Exercise directions — Extract the entries in their exact form.

** Start Records for this task **

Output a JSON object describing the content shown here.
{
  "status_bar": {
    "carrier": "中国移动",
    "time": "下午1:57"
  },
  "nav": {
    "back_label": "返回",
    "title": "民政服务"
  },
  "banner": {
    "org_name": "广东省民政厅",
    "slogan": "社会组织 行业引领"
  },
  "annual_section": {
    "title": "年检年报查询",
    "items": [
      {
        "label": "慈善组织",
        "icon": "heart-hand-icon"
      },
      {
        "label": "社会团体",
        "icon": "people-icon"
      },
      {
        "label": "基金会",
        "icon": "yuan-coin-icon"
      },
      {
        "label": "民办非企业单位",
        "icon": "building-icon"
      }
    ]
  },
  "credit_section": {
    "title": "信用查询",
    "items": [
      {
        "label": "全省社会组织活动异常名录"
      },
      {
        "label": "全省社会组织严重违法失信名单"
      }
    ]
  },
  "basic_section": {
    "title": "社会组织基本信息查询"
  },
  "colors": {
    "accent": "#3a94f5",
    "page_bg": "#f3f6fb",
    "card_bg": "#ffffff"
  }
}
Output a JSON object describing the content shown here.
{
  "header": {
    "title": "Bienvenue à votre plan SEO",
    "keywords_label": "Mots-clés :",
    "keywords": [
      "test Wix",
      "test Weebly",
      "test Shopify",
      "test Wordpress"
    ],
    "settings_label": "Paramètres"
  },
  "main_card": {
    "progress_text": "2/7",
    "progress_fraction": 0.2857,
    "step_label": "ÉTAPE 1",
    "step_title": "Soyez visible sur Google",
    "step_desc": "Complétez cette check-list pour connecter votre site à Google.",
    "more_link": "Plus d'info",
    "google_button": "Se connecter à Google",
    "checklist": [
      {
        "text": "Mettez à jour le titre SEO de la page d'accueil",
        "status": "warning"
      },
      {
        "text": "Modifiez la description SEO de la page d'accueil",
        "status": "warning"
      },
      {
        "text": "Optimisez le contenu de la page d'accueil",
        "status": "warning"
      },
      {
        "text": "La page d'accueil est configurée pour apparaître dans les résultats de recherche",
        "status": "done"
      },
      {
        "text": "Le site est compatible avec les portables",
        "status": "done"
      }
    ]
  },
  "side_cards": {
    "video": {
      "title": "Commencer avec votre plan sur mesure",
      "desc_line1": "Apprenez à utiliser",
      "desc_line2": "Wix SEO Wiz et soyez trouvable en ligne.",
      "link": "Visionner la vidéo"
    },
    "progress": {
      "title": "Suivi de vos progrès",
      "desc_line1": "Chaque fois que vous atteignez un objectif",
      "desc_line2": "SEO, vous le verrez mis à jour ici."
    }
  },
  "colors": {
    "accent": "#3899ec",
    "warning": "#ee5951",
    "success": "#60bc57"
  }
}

** End Records for this task **

Solution to this exercise —
Output a JSON object describing the content shown here.
{
  "status_bar": {
    "carrier": "中国移动",
    "time": "下午1:57"
  },
  "nav": {
    "back_label": "返回",
    "title": "民政服务"
  },
  "banner": {
    "org_name": "广东省民政厅",
    "slogan": "社会组织 行业引领"
  },
  "annual_section": {
    "title": "年检年报查询",
    "items": [
      {
        "label": "慈善组织",
        "icon": "heart-hand-icon"
      },
      {
        "label": "社会团体",
        "icon": "people-icon"
      },
      {
        "label": "基金会",
        "icon": "yuan-coin-icon"
      },
      {
        "label": "民办非企业单位",
        "icon": "building-icon"
      }
    ]
  },
  "credit_section": {
    "title": "信用查询",
    "items": [
      {
        "label": "全省社会组织活动异常名录"
      },
      {
        "label": "全省社会组织严重违法失信名单"
      }
    ]
  },
  "basic_section": {
    "title": "社会组织基本信息查询"
  },
  "colors": {
    "accent": "#3a94f5",
    "page_bg": "#f3f6fb",
    "card_bg": "#ffffff"
  }
}
Output a JSON object describing the content shown here.
{
  "header": {
    "title": "Bienvenue à votre plan SEO",
    "keywords_label": "Mots-clés :",
    "keywords": [
      "test Wix",
      "test Weebly",
      "test Shopify",
      "test Wordpress"
    ],
    "settings_label": "Paramètres"
  },
  "main_card": {
    "progress_text": "2/7",
    "progress_fraction": 0.2857,
    "step_label": "ÉTAPE 1",
    "step_title": "Soyez visible sur Google",
    "step_desc": "Complétez cette check-list pour connecter votre site à Google.",
    "more_link": "Plus d'info",
    "google_button": "Se connecter à Google",
    "checklist": [
      {
        "text": "Mettez à jour le titre SEO de la page d'accueil",
        "status": "warning"
      },
      {
        "text": "Modifiez la description SEO de la page d'accueil",
        "status": "warning"
      },
      {
        "text": "Optimisez le contenu de la page d'accueil",
        "status": "warning"
      },
      {
        "text": "La page d'accueil est configurée pour apparaître dans les résultats de recherche",
        "status": "done"
      },
      {
        "text": "Le site est compatible avec les portables",
        "status": "done"
      }
    ]
  },
  "side_cards": {
    "video": {
      "title": "Commencer avec votre plan sur mesure",
      "desc_line1": "Apprenez à utiliser",
      "desc_line2": "Wix SEO Wiz et soyez trouvable en ligne.",
      "link": "Visionner la vidéo"
    },
    "progress": {
      "title": "Suivi de vos progrès",
      "desc_line1": "Chaque fois que vous atteignez un objectif",
      "desc_line2": "SEO, vous le verrez mis à jour ici."
    }
  },
  "colors": {
    "accent": "#3899ec",
    "warning": "#ee5951",
    "success": "#60bc57"
  }
}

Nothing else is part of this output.